> [MATERIAL SHOWN]:
* Start *
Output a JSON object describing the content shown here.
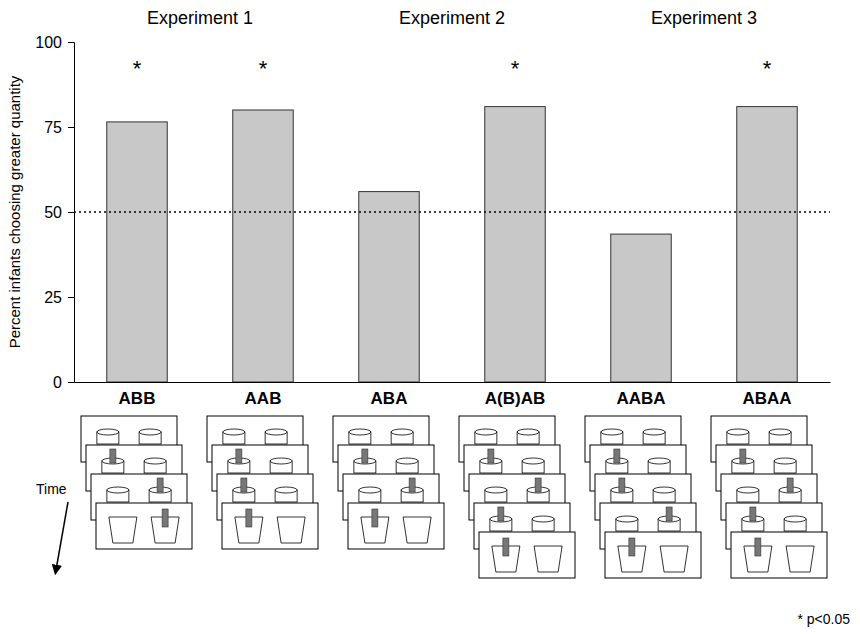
{
  "chart_data": {
    "type": "bar",
    "categories": [
      "ABB",
      "AAB",
      "ABA",
      "A(B)AB",
      "AABA",
      "ABAA"
    ],
    "values": [
      76.5,
      80,
      56,
      81,
      43.5,
      81
    ],
    "color": "#c8c8c8",
    "ylim": [
      0,
      100
    ],
    "yticks": [
      0,
      25,
      50,
      75,
      100
    ],
    "y_label": "Percent infants choosing greater quantity",
    "groups": [
      "Experiment 1",
      "Experiment 1",
      "Experiment 2",
      "Experiment 2",
      "Experiment 3",
      "Experiment 3"
    ],
    "significance": [
      "*",
      "*",
      null,
      "*",
      null,
      "*"
    ],
    "chance_level": 50,
    "annotations": [
      "Time",
      "* p<0.05"
    ],
    "grid": false
  }
}
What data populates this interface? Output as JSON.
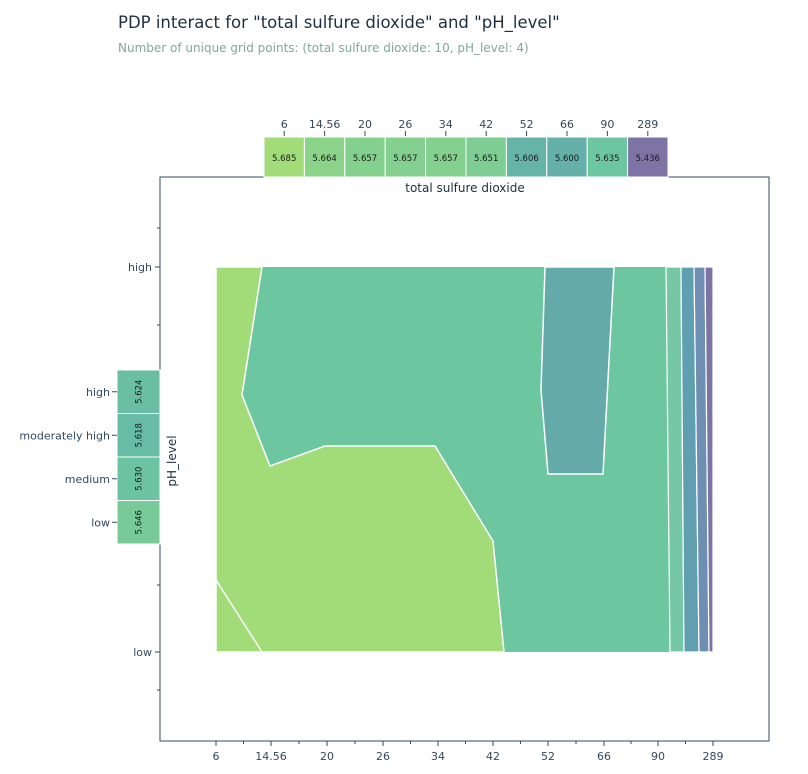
{
  "title": "PDP interact for \"total sulfure dioxide\" and \"pH_level\"",
  "subtitle": "Number of unique grid points: (total sulfure dioxide: 10, pH_level: 4)",
  "colors": {
    "light_green": "#a2dc79",
    "mid_green": "#6cc6a0",
    "teal": "#63aaa8",
    "sea": "#76c7a5",
    "blue_teal": "#5f9fb0",
    "slate": "#6f8fb2",
    "purple": "#7d73a4",
    "axis": "#34495e"
  },
  "chart_data": {
    "type": "heatmap",
    "xlabel": "total sulfure dioxide",
    "ylabel": "pH_level",
    "x_ticks": [
      "6",
      "14.56",
      "20",
      "26",
      "34",
      "42",
      "52",
      "66",
      "90",
      "289"
    ],
    "y_ticks": [
      "low",
      "medium",
      "moderately high",
      "high"
    ],
    "top_marginal": {
      "categories": [
        "6",
        "14.56",
        "20",
        "26",
        "34",
        "42",
        "52",
        "66",
        "90",
        "289"
      ],
      "values": [
        5.685,
        5.664,
        5.657,
        5.657,
        5.657,
        5.651,
        5.606,
        5.6,
        5.635,
        5.436
      ]
    },
    "left_marginal": {
      "categories": [
        "low",
        "medium",
        "moderately high",
        "high"
      ],
      "values": [
        5.646,
        5.63,
        5.618,
        5.624
      ]
    },
    "contour_levels": [
      5.35,
      5.45,
      5.55,
      5.6,
      5.65,
      5.7
    ]
  }
}
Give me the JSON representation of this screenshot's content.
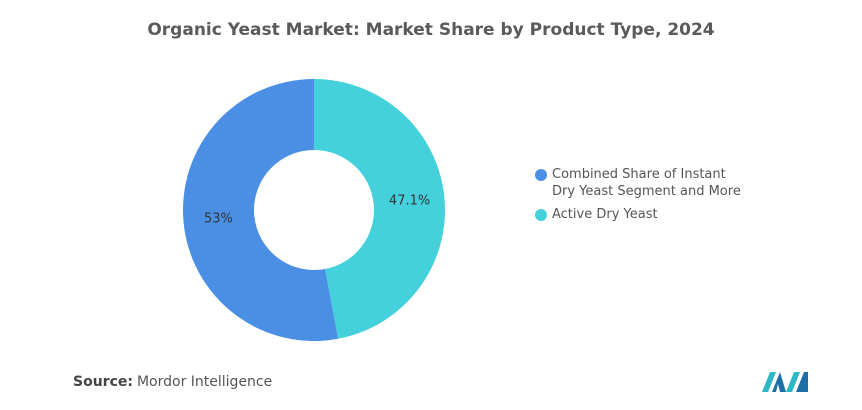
{
  "chart_data": {
    "type": "donut",
    "title": "Organic Yeast Market: Market Share by Product Type, 2024",
    "series": [
      {
        "name": "Combined Share of Instant Dry Yeast Segment and More",
        "color": "#4a8fe3",
        "values": [
          53
        ],
        "value_labels": [
          "53%"
        ]
      },
      {
        "name": "Active Dry Yeast",
        "color": "#45d1dc",
        "values": [
          47.1
        ],
        "value_labels": [
          "47.1%"
        ]
      }
    ],
    "source_label": "Source:",
    "source": "Mordor Intelligence"
  }
}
* End *
> [DIRECTIVE]: State the number of lines in the data that include the string "Yeast", and add nothing else.

> [ANSWER TO THIS PROBLEM]: 3